Data entries:
----

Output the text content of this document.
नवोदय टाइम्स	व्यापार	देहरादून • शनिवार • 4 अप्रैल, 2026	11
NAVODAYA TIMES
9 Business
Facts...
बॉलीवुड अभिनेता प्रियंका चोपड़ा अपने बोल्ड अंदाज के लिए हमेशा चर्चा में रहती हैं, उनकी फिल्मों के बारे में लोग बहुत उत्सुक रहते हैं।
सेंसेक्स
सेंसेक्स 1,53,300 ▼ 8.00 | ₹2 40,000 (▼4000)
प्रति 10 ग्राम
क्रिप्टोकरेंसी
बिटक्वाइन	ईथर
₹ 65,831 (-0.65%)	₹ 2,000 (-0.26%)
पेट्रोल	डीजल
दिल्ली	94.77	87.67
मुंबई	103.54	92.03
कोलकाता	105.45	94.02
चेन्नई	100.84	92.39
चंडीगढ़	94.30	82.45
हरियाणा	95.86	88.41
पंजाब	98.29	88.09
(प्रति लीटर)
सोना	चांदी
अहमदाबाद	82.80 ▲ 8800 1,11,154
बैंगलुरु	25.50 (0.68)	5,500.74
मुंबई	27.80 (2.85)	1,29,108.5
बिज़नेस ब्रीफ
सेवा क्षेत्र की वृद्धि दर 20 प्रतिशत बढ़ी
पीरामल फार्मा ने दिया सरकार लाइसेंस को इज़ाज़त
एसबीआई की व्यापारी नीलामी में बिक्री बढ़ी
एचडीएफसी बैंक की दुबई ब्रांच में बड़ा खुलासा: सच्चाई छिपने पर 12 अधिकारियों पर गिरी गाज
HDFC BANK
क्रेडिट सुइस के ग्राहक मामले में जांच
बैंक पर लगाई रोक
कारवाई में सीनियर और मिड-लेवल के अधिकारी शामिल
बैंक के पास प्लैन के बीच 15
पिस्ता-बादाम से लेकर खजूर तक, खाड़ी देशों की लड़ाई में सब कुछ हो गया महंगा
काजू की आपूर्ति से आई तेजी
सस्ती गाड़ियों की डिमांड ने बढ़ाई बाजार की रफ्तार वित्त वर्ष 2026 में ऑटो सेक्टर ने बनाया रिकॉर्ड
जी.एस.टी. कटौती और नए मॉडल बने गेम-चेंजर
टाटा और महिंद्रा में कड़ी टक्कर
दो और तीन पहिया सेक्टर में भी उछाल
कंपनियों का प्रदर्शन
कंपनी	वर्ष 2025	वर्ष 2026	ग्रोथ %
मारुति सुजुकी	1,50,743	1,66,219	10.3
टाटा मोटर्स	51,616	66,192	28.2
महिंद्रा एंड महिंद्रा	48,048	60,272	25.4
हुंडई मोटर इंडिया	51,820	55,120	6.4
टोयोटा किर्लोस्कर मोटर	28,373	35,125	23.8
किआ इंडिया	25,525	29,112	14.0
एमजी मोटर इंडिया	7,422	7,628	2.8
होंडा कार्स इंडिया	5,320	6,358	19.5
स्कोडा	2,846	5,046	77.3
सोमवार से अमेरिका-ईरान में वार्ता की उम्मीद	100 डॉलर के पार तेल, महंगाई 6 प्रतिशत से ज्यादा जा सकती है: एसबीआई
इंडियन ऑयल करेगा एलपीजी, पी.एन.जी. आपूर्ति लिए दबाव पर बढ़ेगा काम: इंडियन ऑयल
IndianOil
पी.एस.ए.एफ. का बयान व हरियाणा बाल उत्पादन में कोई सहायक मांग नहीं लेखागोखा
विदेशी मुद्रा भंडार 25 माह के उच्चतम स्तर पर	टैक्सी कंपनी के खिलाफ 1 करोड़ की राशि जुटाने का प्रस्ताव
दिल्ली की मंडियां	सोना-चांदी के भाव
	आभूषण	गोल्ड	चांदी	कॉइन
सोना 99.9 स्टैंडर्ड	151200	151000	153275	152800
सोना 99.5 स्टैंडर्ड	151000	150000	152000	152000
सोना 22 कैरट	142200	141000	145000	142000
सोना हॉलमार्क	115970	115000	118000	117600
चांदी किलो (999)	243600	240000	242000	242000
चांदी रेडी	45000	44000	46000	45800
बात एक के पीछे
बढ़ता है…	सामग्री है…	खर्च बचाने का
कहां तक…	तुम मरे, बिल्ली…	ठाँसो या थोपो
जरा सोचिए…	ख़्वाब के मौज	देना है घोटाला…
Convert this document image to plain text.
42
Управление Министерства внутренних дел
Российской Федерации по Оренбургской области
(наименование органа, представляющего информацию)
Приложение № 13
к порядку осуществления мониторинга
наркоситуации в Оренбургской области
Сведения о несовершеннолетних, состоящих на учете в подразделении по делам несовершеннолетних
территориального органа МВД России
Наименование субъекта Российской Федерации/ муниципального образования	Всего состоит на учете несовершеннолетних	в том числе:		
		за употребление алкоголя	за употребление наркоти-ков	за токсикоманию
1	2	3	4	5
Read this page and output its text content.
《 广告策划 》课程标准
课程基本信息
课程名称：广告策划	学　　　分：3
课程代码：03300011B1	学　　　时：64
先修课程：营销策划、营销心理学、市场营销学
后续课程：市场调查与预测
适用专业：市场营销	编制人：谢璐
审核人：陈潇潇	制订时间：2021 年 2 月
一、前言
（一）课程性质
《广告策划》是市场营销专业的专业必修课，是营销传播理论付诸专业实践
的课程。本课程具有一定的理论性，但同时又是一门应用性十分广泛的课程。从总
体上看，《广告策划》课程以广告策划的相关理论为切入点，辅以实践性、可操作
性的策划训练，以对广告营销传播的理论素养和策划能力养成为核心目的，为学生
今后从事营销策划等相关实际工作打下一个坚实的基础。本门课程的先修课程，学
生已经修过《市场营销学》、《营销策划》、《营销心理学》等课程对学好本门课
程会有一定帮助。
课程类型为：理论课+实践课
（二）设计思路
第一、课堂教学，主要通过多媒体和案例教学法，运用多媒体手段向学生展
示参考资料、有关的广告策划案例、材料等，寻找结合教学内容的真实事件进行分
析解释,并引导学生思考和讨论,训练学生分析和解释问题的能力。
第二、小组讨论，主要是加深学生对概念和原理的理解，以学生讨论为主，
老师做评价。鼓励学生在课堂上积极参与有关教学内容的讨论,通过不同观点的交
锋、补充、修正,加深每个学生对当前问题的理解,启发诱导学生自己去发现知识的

----

[Written exercise] Take each line of the material that contains the word "Российской" and list it.

[Reply]
Российской Федерации по Оренбургской области
Наименование субъекта Российской Федерации/ муниципального образования	Всего состоит на учете несовершеннолетних	в том числе:		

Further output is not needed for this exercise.